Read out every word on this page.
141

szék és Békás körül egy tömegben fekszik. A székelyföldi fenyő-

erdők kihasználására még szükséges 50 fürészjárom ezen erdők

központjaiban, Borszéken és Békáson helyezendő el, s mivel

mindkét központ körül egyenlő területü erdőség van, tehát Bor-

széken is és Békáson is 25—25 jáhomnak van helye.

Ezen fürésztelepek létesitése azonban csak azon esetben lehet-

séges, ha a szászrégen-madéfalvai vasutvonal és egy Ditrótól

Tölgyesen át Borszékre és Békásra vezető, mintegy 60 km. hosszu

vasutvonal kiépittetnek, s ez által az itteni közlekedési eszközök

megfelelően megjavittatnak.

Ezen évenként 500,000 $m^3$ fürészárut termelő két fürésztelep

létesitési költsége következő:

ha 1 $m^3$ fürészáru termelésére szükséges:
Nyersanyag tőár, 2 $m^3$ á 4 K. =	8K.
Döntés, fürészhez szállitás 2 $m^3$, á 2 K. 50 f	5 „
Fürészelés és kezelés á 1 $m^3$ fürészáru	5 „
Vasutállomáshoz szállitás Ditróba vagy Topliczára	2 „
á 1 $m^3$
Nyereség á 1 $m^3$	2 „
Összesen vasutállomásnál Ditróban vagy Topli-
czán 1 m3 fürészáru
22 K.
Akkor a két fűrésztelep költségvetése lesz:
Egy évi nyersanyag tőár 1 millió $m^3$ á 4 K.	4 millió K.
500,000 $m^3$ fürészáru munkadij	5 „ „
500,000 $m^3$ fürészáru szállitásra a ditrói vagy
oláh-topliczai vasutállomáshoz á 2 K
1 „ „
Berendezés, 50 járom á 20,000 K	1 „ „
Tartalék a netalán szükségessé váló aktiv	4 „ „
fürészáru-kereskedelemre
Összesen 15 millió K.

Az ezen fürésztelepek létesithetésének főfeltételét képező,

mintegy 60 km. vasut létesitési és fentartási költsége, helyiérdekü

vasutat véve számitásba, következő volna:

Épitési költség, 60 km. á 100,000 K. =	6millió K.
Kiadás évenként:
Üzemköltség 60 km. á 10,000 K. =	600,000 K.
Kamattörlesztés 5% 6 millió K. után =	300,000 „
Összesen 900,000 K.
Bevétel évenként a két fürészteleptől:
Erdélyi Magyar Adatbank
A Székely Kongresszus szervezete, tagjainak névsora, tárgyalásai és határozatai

# [WRITTEN INSTRUCTION]
The entries above should be repeated exactly, every one of them.

# [RESPONSE TO THE TASK]
Read out every word on this page.
141

szék és Békás körül egy tömegben fekszik. A székelyföldi fenyő-

erdők kihasználására még szükséges 50 fürészjárom ezen erdők

központjaiban, Borszéken és Békáson helyezendő el, s mivel

mindkét központ körül egyenlő területü erdőség van, tehát Bor-

széken is és Békáson is 25—25 jáhomnak van helye.

Ezen fürésztelepek létesitése azonban csak azon esetben lehet-

séges, ha a szászrégen-madéfalvai vasutvonal és egy Ditrótól

Tölgyesen át Borszékre és Békásra vezető, mintegy 60 km. hosszu

vasutvonal kiépittetnek, s ez által az itteni közlekedési eszközök

megfelelően megjavittatnak.

Ezen évenként 500,000 $m^3$ fürészárut termelő két fürésztelep

létesitési költsége következő:

ha 1 $m^3$ fürészáru termelésére szükséges:
Nyersanyag tőár, 2 $m^3$ á 4 K. =	8K.
Döntés, fürészhez szállitás 2 $m^3$, á 2 K. 50 f	5 „
Fürészelés és kezelés á 1 $m^3$ fürészáru	5 „
Vasutállomáshoz szállitás Ditróba vagy Topliczára	2 „
á 1 $m^3$
Nyereség á 1 $m^3$	2 „
Összesen vasutállomásnál Ditróban vagy Topli-
czán 1 m3 fürészáru
22 K.
Akkor a két fűrésztelep költségvetése lesz:
Egy évi nyersanyag tőár 1 millió $m^3$ á 4 K.	4 millió K.
500,000 $m^3$ fürészáru munkadij	5 „ „
500,000 $m^3$ fürészáru szállitásra a ditrói vagy
oláh-topliczai vasutállomáshoz á 2 K
1 „ „
Berendezés, 50 járom á 20,000 K	1 „ „
Tartalék a netalán szükségessé váló aktiv	4 „ „
fürészáru-kereskedelemre
Összesen 15 millió K.

Az ezen fürésztelepek létesithetésének főfeltételét képező,

mintegy 60 km. vasut létesitési és fentartási költsége, helyiérdekü

vasutat véve számitásba, következő volna:

Épitési költség, 60 km. á 100,000 K. =	6millió K.
Kiadás évenként:
Üzemköltség 60 km. á 10,000 K. =	600,000 K.
Kamattörlesztés 5% 6 millió K. után =	300,000 „
Összesen 900,000 K.
Bevétel évenként a két fürészteleptől:
Erdélyi Magyar Adatbank
A Székely Kongresszus szervezete, tagjainak névsora, tárgyalásai és határozatai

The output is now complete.